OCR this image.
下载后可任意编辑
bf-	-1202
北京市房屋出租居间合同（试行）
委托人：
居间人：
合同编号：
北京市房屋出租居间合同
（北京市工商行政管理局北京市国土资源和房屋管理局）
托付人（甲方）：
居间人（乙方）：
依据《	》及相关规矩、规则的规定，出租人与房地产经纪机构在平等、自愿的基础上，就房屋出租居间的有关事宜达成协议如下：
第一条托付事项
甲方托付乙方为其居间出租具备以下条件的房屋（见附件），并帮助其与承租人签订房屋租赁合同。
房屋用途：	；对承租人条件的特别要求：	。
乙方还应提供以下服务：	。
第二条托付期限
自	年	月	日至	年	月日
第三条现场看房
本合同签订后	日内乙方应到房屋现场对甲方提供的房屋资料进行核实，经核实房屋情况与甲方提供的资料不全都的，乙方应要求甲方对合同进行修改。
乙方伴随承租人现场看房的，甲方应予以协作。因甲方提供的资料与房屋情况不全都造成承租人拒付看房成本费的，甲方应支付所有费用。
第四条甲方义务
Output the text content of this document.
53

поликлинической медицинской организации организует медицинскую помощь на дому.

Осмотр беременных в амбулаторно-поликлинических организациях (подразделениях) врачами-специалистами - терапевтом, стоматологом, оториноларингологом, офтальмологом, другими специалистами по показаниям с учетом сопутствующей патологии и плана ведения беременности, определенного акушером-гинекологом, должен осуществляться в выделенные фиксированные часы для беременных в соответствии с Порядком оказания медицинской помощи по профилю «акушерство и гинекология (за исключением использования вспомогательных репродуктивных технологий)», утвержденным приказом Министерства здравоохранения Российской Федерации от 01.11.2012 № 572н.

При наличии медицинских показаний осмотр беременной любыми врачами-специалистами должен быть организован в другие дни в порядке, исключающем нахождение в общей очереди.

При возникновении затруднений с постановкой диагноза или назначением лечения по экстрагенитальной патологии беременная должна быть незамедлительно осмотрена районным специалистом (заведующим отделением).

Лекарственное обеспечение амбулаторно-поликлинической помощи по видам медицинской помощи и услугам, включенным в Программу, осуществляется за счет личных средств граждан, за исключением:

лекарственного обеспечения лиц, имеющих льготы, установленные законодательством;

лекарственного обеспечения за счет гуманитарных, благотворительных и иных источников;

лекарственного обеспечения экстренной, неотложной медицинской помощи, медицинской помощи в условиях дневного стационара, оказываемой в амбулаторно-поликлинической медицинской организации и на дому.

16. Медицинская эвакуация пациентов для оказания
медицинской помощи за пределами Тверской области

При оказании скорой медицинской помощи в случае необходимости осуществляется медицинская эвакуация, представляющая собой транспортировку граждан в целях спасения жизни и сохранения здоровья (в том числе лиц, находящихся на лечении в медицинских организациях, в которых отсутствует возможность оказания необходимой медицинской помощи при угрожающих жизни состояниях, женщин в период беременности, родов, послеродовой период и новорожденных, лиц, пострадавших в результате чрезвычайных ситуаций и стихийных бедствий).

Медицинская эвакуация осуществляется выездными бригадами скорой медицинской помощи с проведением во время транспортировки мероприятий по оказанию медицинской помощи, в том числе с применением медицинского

Written exercise: Type out all of the material again, word for word.

Worked solution:
OCR this image.
下载后可任意编辑
bf-	-1202
北京市房屋出租居间合同（试行）
委托人：
居间人：
合同编号：
北京市房屋出租居间合同
（北京市工商行政管理局北京市国土资源和房屋管理局）
托付人（甲方）：
居间人（乙方）：
依据《	》及相关规矩、规则的规定，出租人与房地产经纪机构在平等、自愿的基础上，就房屋出租居间的有关事宜达成协议如下：
第一条托付事项
甲方托付乙方为其居间出租具备以下条件的房屋（见附件），并帮助其与承租人签订房屋租赁合同。
房屋用途：	；对承租人条件的特别要求：	。
乙方还应提供以下服务：	。
第二条托付期限
自	年	月	日至	年	月日
第三条现场看房
本合同签订后	日内乙方应到房屋现场对甲方提供的房屋资料进行核实，经核实房屋情况与甲方提供的资料不全都的，乙方应要求甲方对合同进行修改。
乙方伴随承租人现场看房的，甲方应予以协作。因甲方提供的资料与房屋情况不全都造成承租人拒付看房成本费的，甲方应支付所有费用。
第四条甲方义务
Output the text content of this document.
53

поликлинической медицинской организации организует медицинскую помощь на дому.

Осмотр беременных в амбулаторно-поликлинических организациях (подразделениях) врачами-специалистами - терапевтом, стоматологом, оториноларингологом, офтальмологом, другими специалистами по показаниям с учетом сопутствующей патологии и плана ведения беременности, определенного акушером-гинекологом, должен осуществляться в выделенные фиксированные часы для беременных в соответствии с Порядком оказания медицинской помощи по профилю «акушерство и гинекология (за исключением использования вспомогательных репродуктивных технологий)», утвержденным приказом Министерства здравоохранения Российской Федерации от 01.11.2012 № 572н.

При наличии медицинских показаний осмотр беременной любыми врачами-специалистами должен быть организован в другие дни в порядке, исключающем нахождение в общей очереди.

При возникновении затруднений с постановкой диагноза или назначением лечения по экстрагенитальной патологии беременная должна быть незамедлительно осмотрена районным специалистом (заведующим отделением).

Лекарственное обеспечение амбулаторно-поликлинической помощи по видам медицинской помощи и услугам, включенным в Программу, осуществляется за счет личных средств граждан, за исключением:

лекарственного обеспечения лиц, имеющих льготы, установленные законодательством;

лекарственного обеспечения за счет гуманитарных, благотворительных и иных источников;

лекарственного обеспечения экстренной, неотложной медицинской помощи, медицинской помощи в условиях дневного стационара, оказываемой в амбулаторно-поликлинической медицинской организации и на дому.

16. Медицинская эвакуация пациентов для оказания
медицинской помощи за пределами Тверской области

При оказании скорой медицинской помощи в случае необходимости осуществляется медицинская эвакуация, представляющая собой транспортировку граждан в целях спасения жизни и сохранения здоровья (в том числе лиц, находящихся на лечении в медицинских организациях, в которых отсутствует возможность оказания необходимой медицинской помощи при угрожающих жизни состояниях, женщин в период беременности, родов, послеродовой период и новорожденных, лиц, пострадавших в результате чрезвычайных ситуаций и стихийных бедствий).

Медицинская эвакуация осуществляется выездными бригадами скорой медицинской помощи с проведением во время транспортировки мероприятий по оказанию медицинской помощи, в том числе с применением медицинского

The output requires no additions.